EXCERPT PROVIDED –

- - - -

BluRay is not much different than the standard DVD in the way it is stamped and is a proven reliable cost effective format and at more than 50gb of space just on a single layer there is no reason to think its going away anytime soon.


----------



## JDRoberts

*Re: How long do you think Blue-ray will last?*



tonyvdb said:


> BluRay is not much different than the standard DVD in the way it is stamped and is a proven reliable cost effective format and at more than 50gb of space just on a single layer there is no reason to think its going away anytime soon.


BTW its 25gb per layer.the 50s are dual layer.


----------



## SteveCallas

Instead of wondering how long it will last, I wonder if it will ever take off. As long as regular dvd is a viable alternative, blue ray discs will always be priced at a premium, and I doubt I am in the minority when I refuse to pay $30 for one movie.


----------



## mike c

BD's right now are at a price where SD DVD used to be just 2-3 years ago.
I'd say BD will last just as long as SD DVD.

(i'm talking about the average BD cost of 19 bucks)


----------



## Mike Cason

I've heard recently that Blue Ray has won the battle with High Def discs and movies. It's like the old days with VHS & Beta tape formats. I think you will be seeing more Blue Ray products and the prices should come down as more people buy them and the R & D is paid down. VHS won their fight over the Beta for the market because Beta refused to allow XXX rated movies to be produced in their format. Fortunantly, this isn't the case with Blue Ray.

Mike


----------



## imbeaujp

Personaly, I think that Blue Ray will not last more than 3-5 years. Standard DVD will survive to Blue Ray because many peoples will not pay 300$ for a DVD Player when the could get a standard player for 50$. Do not forget that many peoples do not see a real difference between Standard DVD with Upconversion and Blue Ray, on their TV set... And how much really care about HD audio ?

- - - -

SOURCE MATERIAL –
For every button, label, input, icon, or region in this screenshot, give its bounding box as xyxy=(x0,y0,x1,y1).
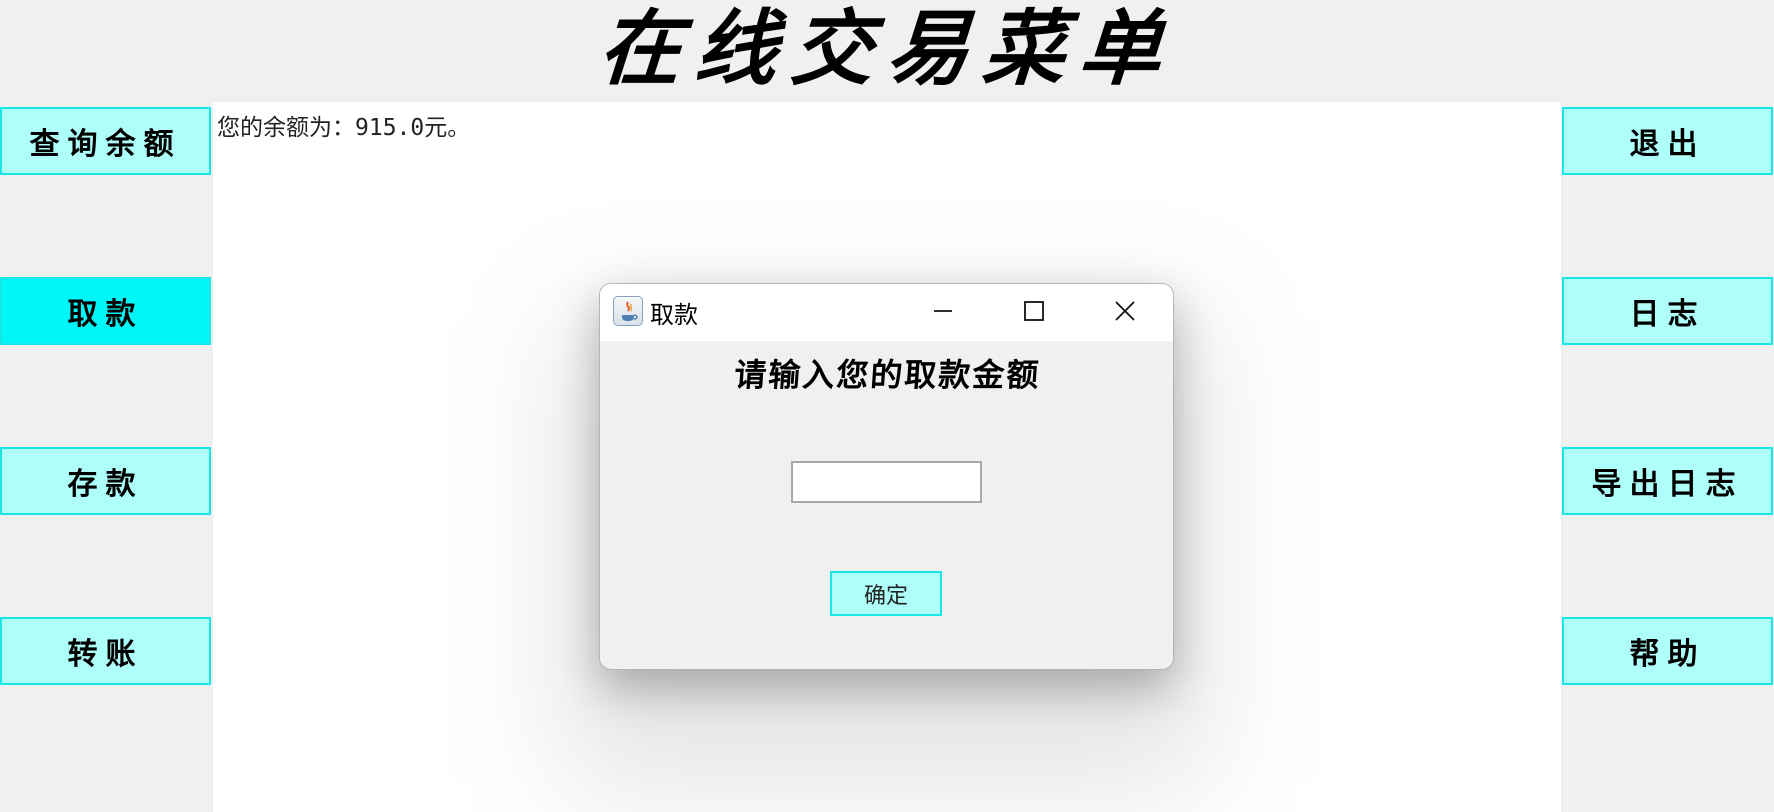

- - - -

WORK INSTRUCTIONS –
A) In the forum thread, what amount does SteveCallas refuse to pay for one movie?
B) Reproduce word for word the part of the forum thread that opens with the words containing "I'd say BD will" and closes with "with Blue Ray.".

SOLUTIONS TO THE PROBLEMS –
A) $30

B)
I'd say BD will last just as long as SD DVD.

(i'm talking about the average BD cost of 19 bucks)


----------



## Mike Cason

I've heard recently that Blue Ray has won the battle with High Def discs and movies. It's like the old days with VHS & Beta tape formats. I think you will be seeing more Blue Ray products and the prices should come down as more people buy them and the R & D is paid down. VHS won their fight over the Beta for the market because Beta refused to allow XXX rated movies to be produced in their format. Fortunantly, this isn't the case with Blue Ray.